**Problem to work on**
Begin with the line holding "Read all visible content and emit it as JSON." and write out each following line to the end of the data, exactly. Pictures are left out.

**Material provided**

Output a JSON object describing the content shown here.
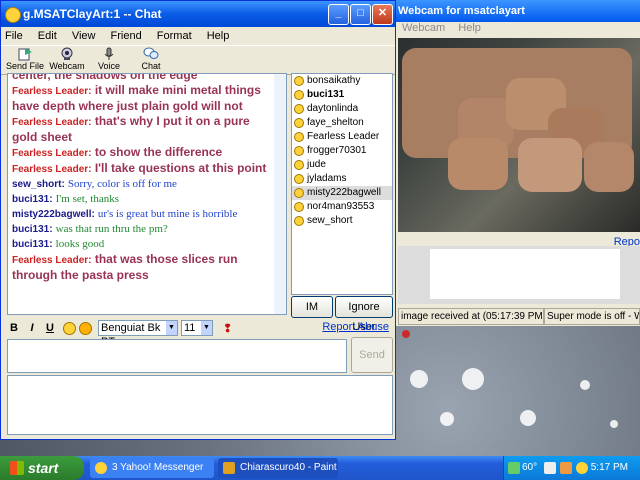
{
  "chat_window": {
    "title": "g.MSATClayArt:1 -- Chat",
    "menu": [
      "File",
      "Edit",
      "View",
      "Friend",
      "Format",
      "Help"
    ],
    "toolbar": [
      "Send File",
      "Webcam",
      "Voice",
      "Chat"
    ],
    "messages": [
      {
        "speaker": "",
        "text": "center, the shadows on the edge",
        "color": "#993355",
        "bold": true
      },
      {
        "speaker": "Fearless Leader:",
        "text": "it will make mini metal things have depth where just plain gold will not",
        "color": "#993355",
        "bold": true
      },
      {
        "speaker": "Fearless Leader:",
        "text": "that's why I put it on a pure gold sheet",
        "color": "#993355",
        "bold": true
      },
      {
        "speaker": "Fearless Leader:",
        "text": "to show the difference",
        "color": "#993355",
        "bold": true
      },
      {
        "speaker": "Fearless Leader:",
        "text": "I'll take questions at this point",
        "color": "#993355",
        "bold": true
      },
      {
        "speaker": "sew_short:",
        "text": "Sorry, color is off for me",
        "color": "#2244cc",
        "bold": false
      },
      {
        "speaker": "buci131:",
        "text": "I'm set, thanks",
        "color": "#228833",
        "bold": false
      },
      {
        "speaker": "misty222bagwell:",
        "text": "ur's is great but mine is horrible",
        "color": "#2244cc",
        "bold": false
      },
      {
        "speaker": "buci131:",
        "text": "was that run thru the pm?",
        "color": "#228833",
        "bold": false
      },
      {
        "speaker": "buci131:",
        "text": "looks good",
        "color": "#228833",
        "bold": false
      },
      {
        "speaker": "Fearless Leader:",
        "text": "that was those slices run through the pasta press",
        "color": "#993355",
        "bold": true
      }
    ],
    "users": [
      {
        "name": "bonsaikathy",
        "selected": false,
        "bold": false
      },
      {
        "name": "buci131",
        "selected": false,
        "bold": true
      },
      {
        "name": "daytonlinda",
        "selected": false,
        "bold": false
      },
      {
        "name": "faye_shelton",
        "selected": false,
        "bold": false
      },
      {
        "name": "Fearless Leader",
        "selected": false,
        "bold": false
      },
      {
        "name": "frogger70301",
        "selected": false,
        "bold": false
      },
      {
        "name": "jude",
        "selected": false,
        "bold": false
      },
      {
        "name": "jyladams",
        "selected": false,
        "bold": false
      },
      {
        "name": "misty222bagwell",
        "selected": true,
        "bold": false
      },
      {
        "name": "nor4man93553",
        "selected": false,
        "bold": false
      },
      {
        "name": "sew_short",
        "selected": false,
        "bold": false
      }
    ],
    "im_label": "IM",
    "ignore_label": "Ignore User",
    "format": {
      "bold": "B",
      "italic": "I",
      "underline": "U",
      "font": "Benguiat Bk BT",
      "size": "11"
    },
    "report_abuse": "Report Abuse",
    "send_label": "Send"
  },
  "webcam_window": {
    "title": "Webcam for msatclayart",
    "menu": [
      "Webcam",
      "Help"
    ],
    "report_link": "Repo",
    "status_received": "image received at (05:17:39 PM)",
    "status_super": "Super mode is off - What"
  },
  "taskbar": {
    "start_label": "start",
    "tasks": [
      "3 Yahoo! Messenger",
      "Chiarascuro40 - Paint"
    ],
    "temperature": "60°",
    "clock": "5:17 PM"
  }
}
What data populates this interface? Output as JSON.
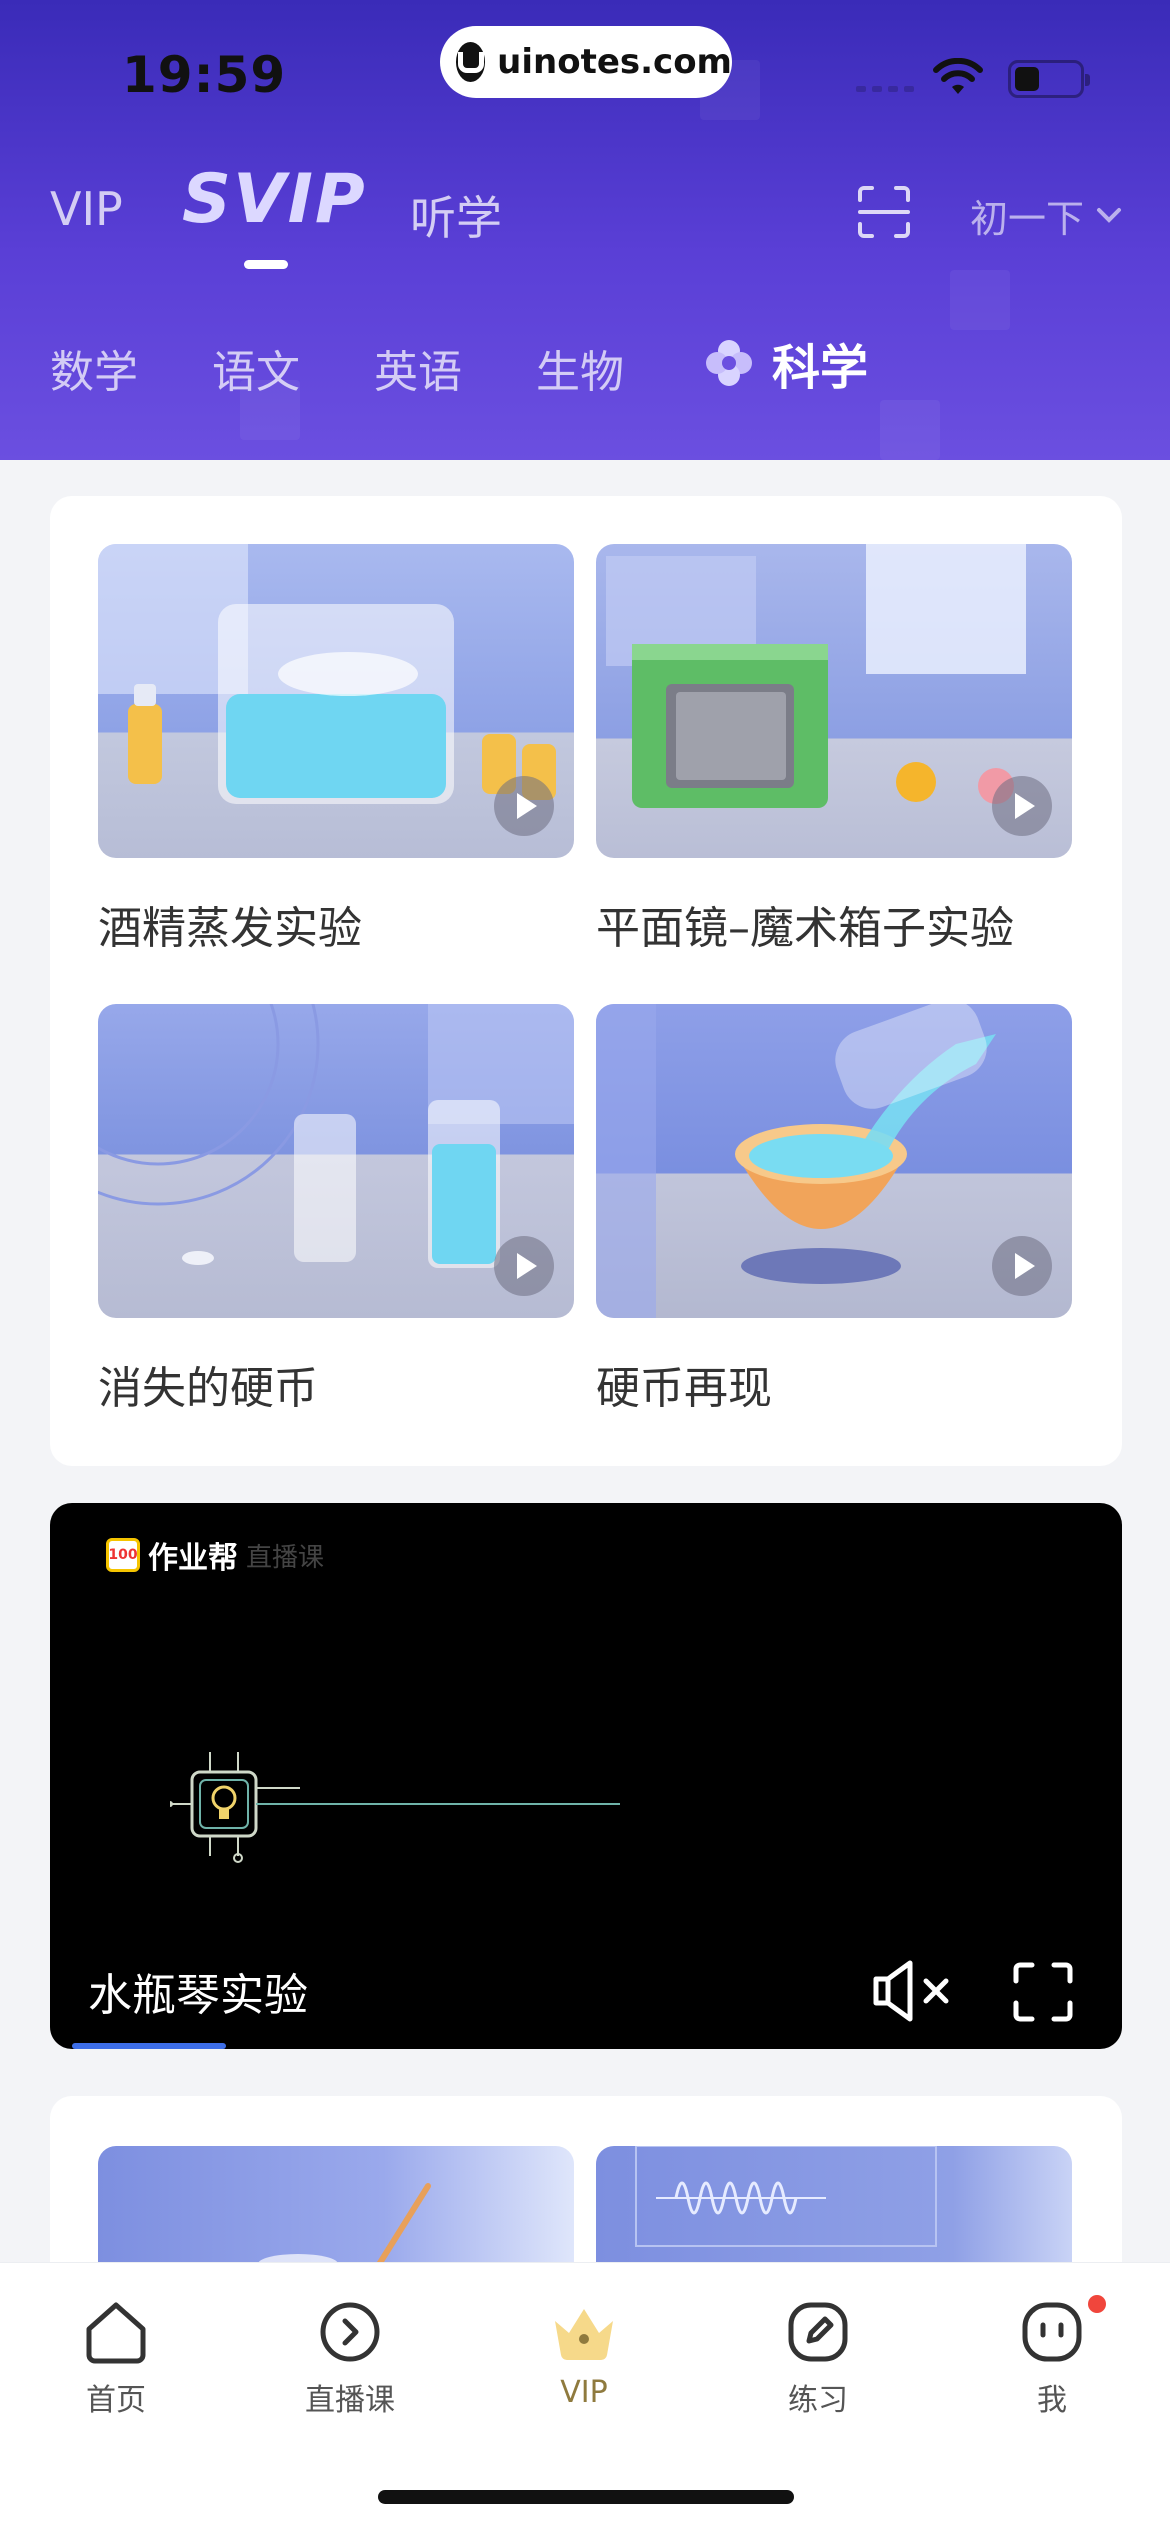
{
  "status_bar": {
    "time": "19:59",
    "url": "uinotes.com"
  },
  "top_tabs": {
    "vip": "VIP",
    "svip": "SVIP",
    "listen": "听学",
    "grade": "初一下"
  },
  "subjects": [
    "数学",
    "语文",
    "英语",
    "生物"
  ],
  "active_subject": "科学",
  "experiments": [
    {
      "title": "酒精蒸发实验"
    },
    {
      "title": "平面镜–魔术箱子实验"
    },
    {
      "title": "消失的硬币"
    },
    {
      "title": "硬币再现"
    }
  ],
  "player": {
    "brand": "作业帮",
    "brand_faded": "直播课",
    "badge": "100",
    "title": "水瓶琴实验",
    "progress_fraction": 0.15
  },
  "bottom_nav": {
    "home": "首页",
    "live": "直播课",
    "vip": "VIP",
    "practice": "练习",
    "me": "我"
  },
  "colors": {
    "header_top": "#3a2bb8",
    "header_bottom": "#6b4fe0",
    "vip_active": "#8f7a3e",
    "notification_dot": "#f0463c",
    "progress": "#3d6ee8"
  },
  "icons": [
    "scan-icon",
    "chevron-down-icon",
    "flower-icon",
    "play-icon",
    "mute-icon",
    "fullscreen-icon",
    "home-icon",
    "live-icon",
    "vip-crown-icon",
    "practice-icon",
    "me-icon"
  ]
}
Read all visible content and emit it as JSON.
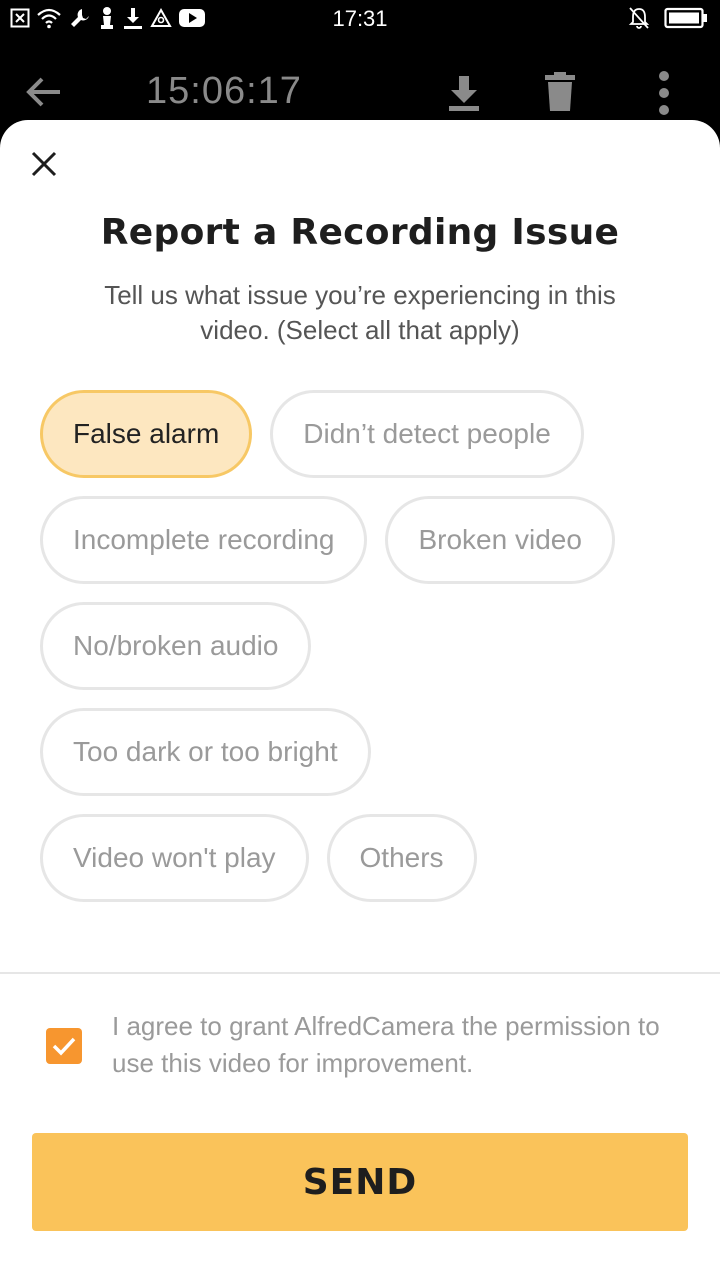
{
  "status_bar": {
    "time": "17:31",
    "left_icons": [
      "close-box-icon",
      "wifi-icon",
      "wrench-icon",
      "chess-icon",
      "download-icon",
      "triangle-icon",
      "youtube-icon"
    ],
    "right_icons": [
      "bell-off-icon",
      "battery-icon"
    ]
  },
  "app_bar": {
    "title": "15:06:17",
    "icons": [
      "back-arrow-icon",
      "download-icon",
      "trash-icon",
      "more-vertical-icon"
    ]
  },
  "sheet": {
    "title": "Report a Recording Issue",
    "subtitle": "Tell us what issue you’re experiencing in this video. (Select all that apply)",
    "chips": [
      {
        "label": "False alarm",
        "selected": true
      },
      {
        "label": "Didn’t detect people",
        "selected": false
      },
      {
        "label": "Incomplete recording",
        "selected": false
      },
      {
        "label": "Broken video",
        "selected": false
      },
      {
        "label": "No/broken audio",
        "selected": false
      },
      {
        "label": "Too dark or too bright",
        "selected": false
      },
      {
        "label": "Video won't play",
        "selected": false
      },
      {
        "label": "Others",
        "selected": false
      }
    ],
    "consent": {
      "checked": true,
      "text": "I agree to grant AlfredCamera the permission to use this video for improvement."
    },
    "send_label": "SEND"
  },
  "colors": {
    "selected_chip_bg": "#fde7c0",
    "selected_chip_border": "#f7c865",
    "checkbox": "#f7962f",
    "send_button": "#fac35a"
  }
}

**Final result**
Read all visible content and emit it as JSON.
{
  "status_bar": {
    "time": "17:31",
    "left_icons": [
      "close-box-icon",
      "wifi-icon",
      "wrench-icon",
      "chess-icon",
      "download-icon",
      "triangle-icon",
      "youtube-icon"
    ],
    "right_icons": [
      "bell-off-icon",
      "battery-icon"
    ]
  },
  "app_bar": {
    "title": "15:06:17",
    "icons": [
      "back-arrow-icon",
      "download-icon",
      "trash-icon",
      "more-vertical-icon"
    ]
  },
  "sheet": {
    "title": "Report a Recording Issue",
    "subtitle": "Tell us what issue you’re experiencing in this video. (Select all that apply)",
    "chips": [
      {
        "label": "False alarm",
        "selected": true
      },
      {
        "label": "Didn’t detect people",
        "selected": false
      },
      {
        "label": "Incomplete recording",
        "selected": false
      },
      {
        "label": "Broken video",
        "selected": false
      },
      {
        "label": "No/broken audio",
        "selected": false
      },
      {
        "label": "Too dark or too bright",
        "selected": false
      },
      {
        "label": "Video won't play",
        "selected": false
      },
      {
        "label": "Others",
        "selected": false
      }
    ],
    "consent": {
      "checked": true,
      "text": "I agree to grant AlfredCamera the permission to use this video for improvement."
    },
    "send_label": "SEND"
  },
  "colors": {
    "selected_chip_bg": "#fde7c0",
    "selected_chip_border": "#f7c865",
    "checkbox": "#f7962f",
    "send_button": "#fac35a"
  }
}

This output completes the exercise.